Short problem
Copy each line in which the string "your" occurs.

# start of Entries supplied

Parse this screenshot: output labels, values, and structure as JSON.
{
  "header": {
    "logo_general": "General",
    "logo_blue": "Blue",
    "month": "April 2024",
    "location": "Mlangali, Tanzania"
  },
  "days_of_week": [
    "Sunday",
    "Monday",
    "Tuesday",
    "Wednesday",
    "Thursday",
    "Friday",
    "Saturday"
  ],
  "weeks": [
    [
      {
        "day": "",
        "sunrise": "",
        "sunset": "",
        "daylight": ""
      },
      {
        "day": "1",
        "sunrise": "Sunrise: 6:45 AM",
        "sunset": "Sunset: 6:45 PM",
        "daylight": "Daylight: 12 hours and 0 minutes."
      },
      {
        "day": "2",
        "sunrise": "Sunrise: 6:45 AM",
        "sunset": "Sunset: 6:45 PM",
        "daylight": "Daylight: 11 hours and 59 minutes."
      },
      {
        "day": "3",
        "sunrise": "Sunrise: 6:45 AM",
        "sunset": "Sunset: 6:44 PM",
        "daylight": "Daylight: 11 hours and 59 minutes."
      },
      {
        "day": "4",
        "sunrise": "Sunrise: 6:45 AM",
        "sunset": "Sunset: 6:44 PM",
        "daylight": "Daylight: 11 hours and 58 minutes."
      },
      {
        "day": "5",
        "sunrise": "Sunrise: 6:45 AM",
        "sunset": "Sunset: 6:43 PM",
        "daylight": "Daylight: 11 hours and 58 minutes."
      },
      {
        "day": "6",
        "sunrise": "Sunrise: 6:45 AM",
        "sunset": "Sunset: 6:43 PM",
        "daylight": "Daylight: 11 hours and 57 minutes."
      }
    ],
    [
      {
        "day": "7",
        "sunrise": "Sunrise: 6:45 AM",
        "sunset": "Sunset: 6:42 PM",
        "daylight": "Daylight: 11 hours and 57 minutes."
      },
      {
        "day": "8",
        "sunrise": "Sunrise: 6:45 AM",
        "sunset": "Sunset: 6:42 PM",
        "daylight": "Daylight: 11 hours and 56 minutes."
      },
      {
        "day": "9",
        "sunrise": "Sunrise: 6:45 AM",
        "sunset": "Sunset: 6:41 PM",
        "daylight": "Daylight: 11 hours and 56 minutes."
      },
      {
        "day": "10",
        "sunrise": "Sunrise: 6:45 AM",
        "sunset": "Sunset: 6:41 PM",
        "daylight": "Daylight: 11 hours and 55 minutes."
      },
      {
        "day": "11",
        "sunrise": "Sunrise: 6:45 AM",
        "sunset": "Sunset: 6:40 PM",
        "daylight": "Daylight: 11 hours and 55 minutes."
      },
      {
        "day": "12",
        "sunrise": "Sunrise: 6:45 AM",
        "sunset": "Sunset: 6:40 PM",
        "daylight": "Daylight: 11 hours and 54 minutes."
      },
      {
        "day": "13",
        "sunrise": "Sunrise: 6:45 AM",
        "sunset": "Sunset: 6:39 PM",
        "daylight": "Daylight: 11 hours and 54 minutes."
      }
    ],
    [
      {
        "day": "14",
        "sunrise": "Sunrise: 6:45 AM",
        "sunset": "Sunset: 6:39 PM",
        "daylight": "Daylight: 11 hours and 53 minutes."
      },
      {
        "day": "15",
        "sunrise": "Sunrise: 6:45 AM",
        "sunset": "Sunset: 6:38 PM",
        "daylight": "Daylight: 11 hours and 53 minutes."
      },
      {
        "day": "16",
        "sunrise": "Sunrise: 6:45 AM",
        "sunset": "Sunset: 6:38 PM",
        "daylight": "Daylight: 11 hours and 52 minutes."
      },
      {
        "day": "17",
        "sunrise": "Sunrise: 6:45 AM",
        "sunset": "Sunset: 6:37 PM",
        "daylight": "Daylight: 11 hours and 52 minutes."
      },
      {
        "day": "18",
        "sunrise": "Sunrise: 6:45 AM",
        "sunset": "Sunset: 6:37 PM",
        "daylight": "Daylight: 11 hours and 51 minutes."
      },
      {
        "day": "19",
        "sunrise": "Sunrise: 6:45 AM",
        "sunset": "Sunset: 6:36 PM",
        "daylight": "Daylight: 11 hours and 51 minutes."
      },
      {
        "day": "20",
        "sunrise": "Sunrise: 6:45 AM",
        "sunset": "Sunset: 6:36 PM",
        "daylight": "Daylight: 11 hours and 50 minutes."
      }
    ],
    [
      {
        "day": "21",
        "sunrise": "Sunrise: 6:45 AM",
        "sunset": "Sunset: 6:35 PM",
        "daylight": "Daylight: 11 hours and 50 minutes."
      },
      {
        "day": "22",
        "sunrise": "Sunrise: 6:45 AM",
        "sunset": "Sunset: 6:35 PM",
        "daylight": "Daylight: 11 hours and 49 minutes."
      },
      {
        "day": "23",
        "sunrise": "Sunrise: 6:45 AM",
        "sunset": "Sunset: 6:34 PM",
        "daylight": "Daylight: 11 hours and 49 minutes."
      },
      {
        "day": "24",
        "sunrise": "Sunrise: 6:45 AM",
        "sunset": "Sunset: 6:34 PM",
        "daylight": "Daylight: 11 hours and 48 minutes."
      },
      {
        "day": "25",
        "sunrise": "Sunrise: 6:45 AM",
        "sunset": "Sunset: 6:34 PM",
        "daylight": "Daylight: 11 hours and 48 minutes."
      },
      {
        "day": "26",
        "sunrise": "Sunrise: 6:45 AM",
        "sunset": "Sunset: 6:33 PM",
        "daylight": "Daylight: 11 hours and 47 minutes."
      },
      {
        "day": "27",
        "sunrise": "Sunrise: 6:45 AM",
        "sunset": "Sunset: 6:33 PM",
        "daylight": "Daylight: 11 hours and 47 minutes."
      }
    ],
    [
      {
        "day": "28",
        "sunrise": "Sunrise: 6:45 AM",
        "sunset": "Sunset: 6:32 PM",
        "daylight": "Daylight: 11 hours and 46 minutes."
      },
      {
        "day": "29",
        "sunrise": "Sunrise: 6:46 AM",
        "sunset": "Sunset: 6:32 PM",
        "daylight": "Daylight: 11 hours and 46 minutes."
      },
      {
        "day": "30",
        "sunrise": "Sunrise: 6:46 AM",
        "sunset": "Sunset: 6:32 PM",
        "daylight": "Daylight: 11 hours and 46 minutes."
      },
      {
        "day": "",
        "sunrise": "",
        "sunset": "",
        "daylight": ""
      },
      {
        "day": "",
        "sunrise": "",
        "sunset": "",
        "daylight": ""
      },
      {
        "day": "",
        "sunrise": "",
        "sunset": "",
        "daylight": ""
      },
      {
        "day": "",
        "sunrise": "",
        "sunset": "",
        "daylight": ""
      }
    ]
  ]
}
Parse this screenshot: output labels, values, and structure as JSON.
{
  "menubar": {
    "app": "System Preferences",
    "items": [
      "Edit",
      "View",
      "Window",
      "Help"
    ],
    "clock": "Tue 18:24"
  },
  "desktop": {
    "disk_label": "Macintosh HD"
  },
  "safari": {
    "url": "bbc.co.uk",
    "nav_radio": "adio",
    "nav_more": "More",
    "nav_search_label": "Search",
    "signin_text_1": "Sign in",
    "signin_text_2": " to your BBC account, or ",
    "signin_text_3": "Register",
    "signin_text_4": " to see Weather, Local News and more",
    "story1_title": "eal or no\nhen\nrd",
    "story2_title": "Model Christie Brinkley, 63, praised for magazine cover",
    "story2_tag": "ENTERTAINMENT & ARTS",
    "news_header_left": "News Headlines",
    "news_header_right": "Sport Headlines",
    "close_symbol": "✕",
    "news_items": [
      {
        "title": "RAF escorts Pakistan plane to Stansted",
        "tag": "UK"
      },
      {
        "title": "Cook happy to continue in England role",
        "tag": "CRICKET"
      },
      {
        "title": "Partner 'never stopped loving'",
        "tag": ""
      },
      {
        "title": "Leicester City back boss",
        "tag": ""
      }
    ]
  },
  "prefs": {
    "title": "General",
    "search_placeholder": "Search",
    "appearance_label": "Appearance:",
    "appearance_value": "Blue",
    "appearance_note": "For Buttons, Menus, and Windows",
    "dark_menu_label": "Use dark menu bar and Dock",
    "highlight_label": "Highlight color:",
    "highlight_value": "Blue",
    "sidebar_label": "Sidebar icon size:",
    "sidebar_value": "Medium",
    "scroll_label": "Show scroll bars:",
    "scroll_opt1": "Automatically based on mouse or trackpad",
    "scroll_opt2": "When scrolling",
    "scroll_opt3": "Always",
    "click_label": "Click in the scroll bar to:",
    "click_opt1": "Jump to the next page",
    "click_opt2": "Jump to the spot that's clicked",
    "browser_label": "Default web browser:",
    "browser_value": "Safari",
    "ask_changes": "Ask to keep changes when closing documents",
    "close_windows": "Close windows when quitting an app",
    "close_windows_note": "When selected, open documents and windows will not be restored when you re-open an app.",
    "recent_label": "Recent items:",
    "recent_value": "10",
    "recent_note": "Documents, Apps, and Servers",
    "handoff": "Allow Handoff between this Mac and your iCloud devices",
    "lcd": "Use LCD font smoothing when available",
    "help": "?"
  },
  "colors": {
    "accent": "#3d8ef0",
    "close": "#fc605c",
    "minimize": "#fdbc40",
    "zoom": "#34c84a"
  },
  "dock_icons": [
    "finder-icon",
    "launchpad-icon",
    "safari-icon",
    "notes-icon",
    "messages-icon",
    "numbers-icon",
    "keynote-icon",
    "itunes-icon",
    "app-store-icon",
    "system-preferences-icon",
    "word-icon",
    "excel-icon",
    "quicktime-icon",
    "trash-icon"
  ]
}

# end of Entries supplied

Result for this exercise
    "signin_text_2": " to your BBC account, or ",
    "handoff": "Allow Handoff between this Mac and your iCloud devices",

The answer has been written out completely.